◆ Given exercise ◆
Go through the entries below and count the lines holding the word "this". Reply with only the number, please.

◆ Dataset rows ◆
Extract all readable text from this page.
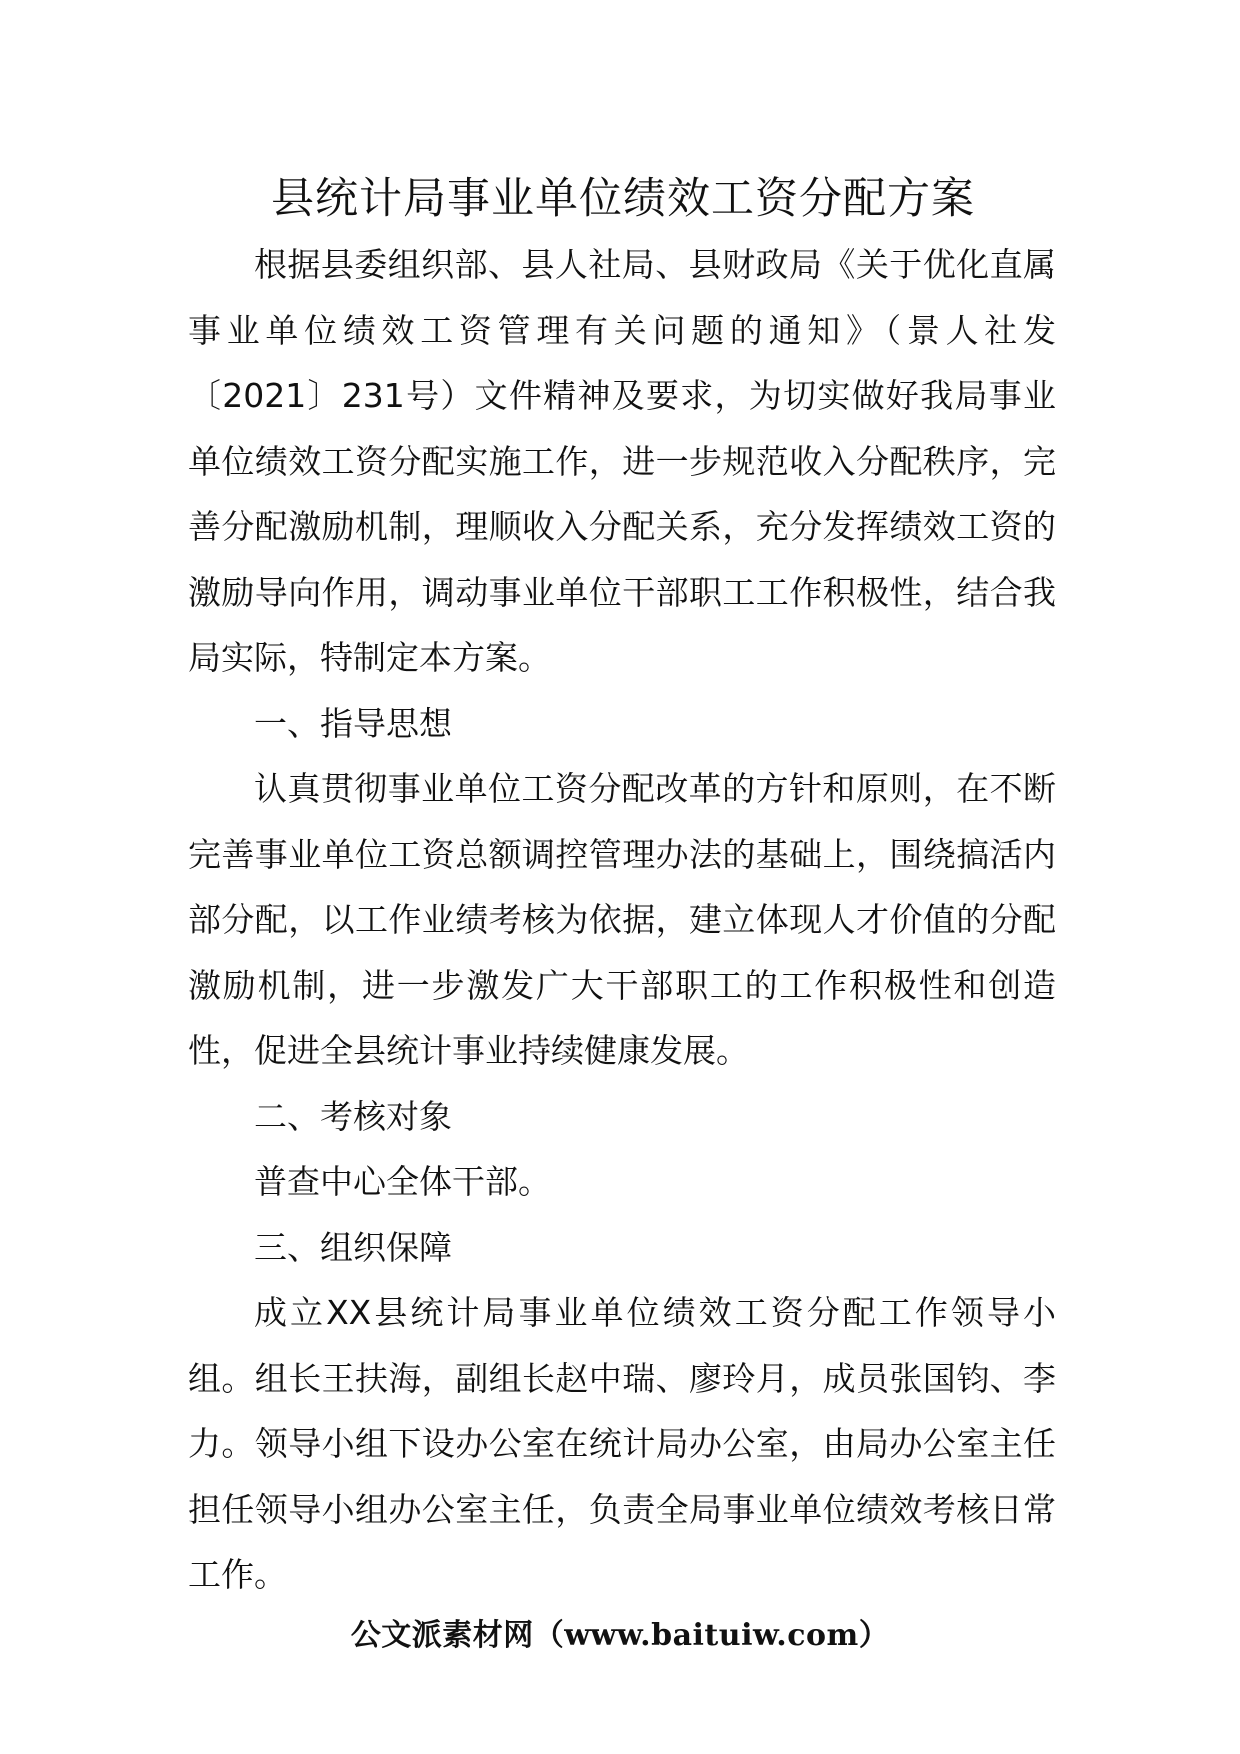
县统计局事业单位绩效工资分配方案

根据县委组织部、县人社局、县财政局《关于优化直属事业单位绩效工资管理有关问题的通知》（景人社发〔2021〕231号）文件精神及要求，为切实做好我局事业单位绩效工资分配实施工作，进一步规范收入分配秩序，完善分配激励机制，理顺收入分配关系，充分发挥绩效工资的激励导向作用，调动事业单位干部职工工作积极性，结合我局实际，特制定本方案。

一、指导思想

认真贯彻事业单位工资分配改革的方针和原则，在不断完善事业单位工资总额调控管理办法的基础上，围绕搞活内部分配，以工作业绩考核为依据，建立体现人才价值的分配激励机制，进一步激发广大干部职工的工作积极性和创造性，促进全县统计事业持续健康发展。

二、考核对象

普查中心全体干部。

三、组织保障

成立XX县统计局事业单位绩效工资分配工作领导小组。组长王扶海，副组长赵中瑞、廖玲月，成员张国钧、李力。领导小组下设办公室在统计局办公室，由局办公室主任担任领导小组办公室主任，负责全局事业单位绩效考核日常工作。

公文派素材网（www.baituiw.com）
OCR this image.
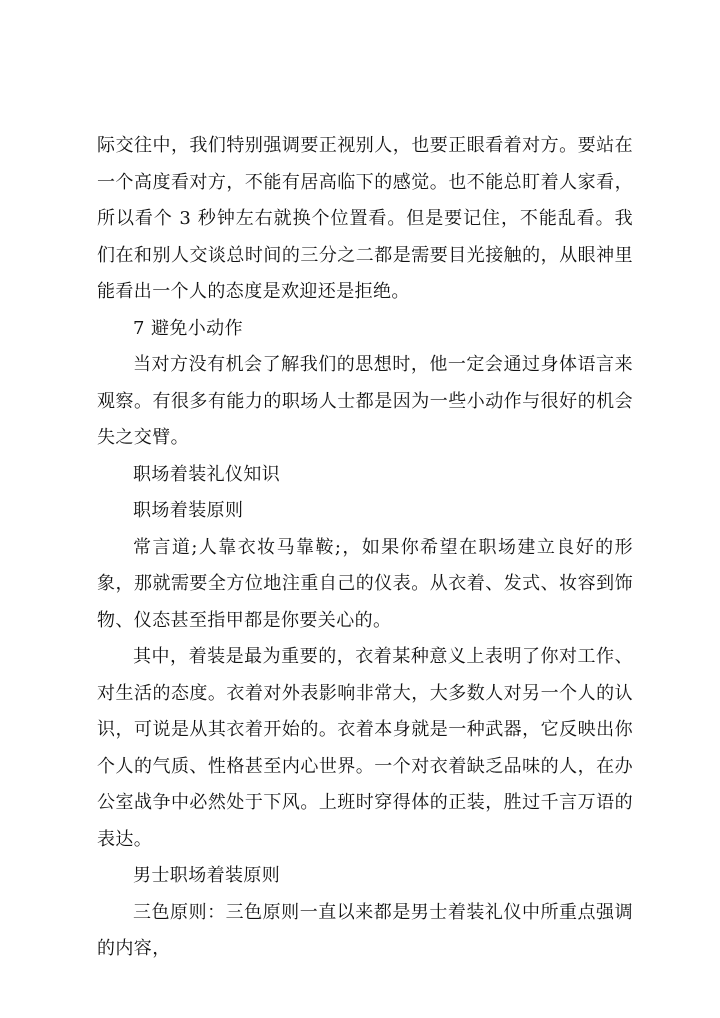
际交往中，我们特别强调要正视别人，也要正眼看着对方。要站在一个高度看对方，不能有居高临下的感觉。也不能总盯着人家看，所以看个 3 秒钟左右就换个位置看。但是要记住，不能乱看。我们在和别人交谈总时间的三分之二都是需要目光接触的，从眼神里能看出一个人的态度是欢迎还是拒绝。

7 避免小动作

当对方没有机会了解我们的思想时，他一定会通过身体语言来观察。有很多有能力的职场人士都是因为一些小动作与很好的机会失之交臂。

职场着装礼仪知识

职场着装原则

常言道;人靠衣妆马靠鞍;，如果你希望在职场建立良好的形象，那就需要全方位地注重自己的仪表。从衣着、发式、妆容到饰物、仪态甚至指甲都是你要关心的。

其中，着装是最为重要的，衣着某种意义上表明了你对工作、对生活的态度。衣着对外表影响非常大，大多数人对另一个人的认识，可说是从其衣着开始的。衣着本身就是一种武器，它反映出你个人的气质、性格甚至内心世界。一个对衣着缺乏品味的人，在办公室战争中必然处于下风。上班时穿得体的正装，胜过千言万语的表达。

男士职场着装原则

三色原则：三色原则一直以来都是男士着装礼仪中所重点强调的内容，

◆ Right answer ◆
2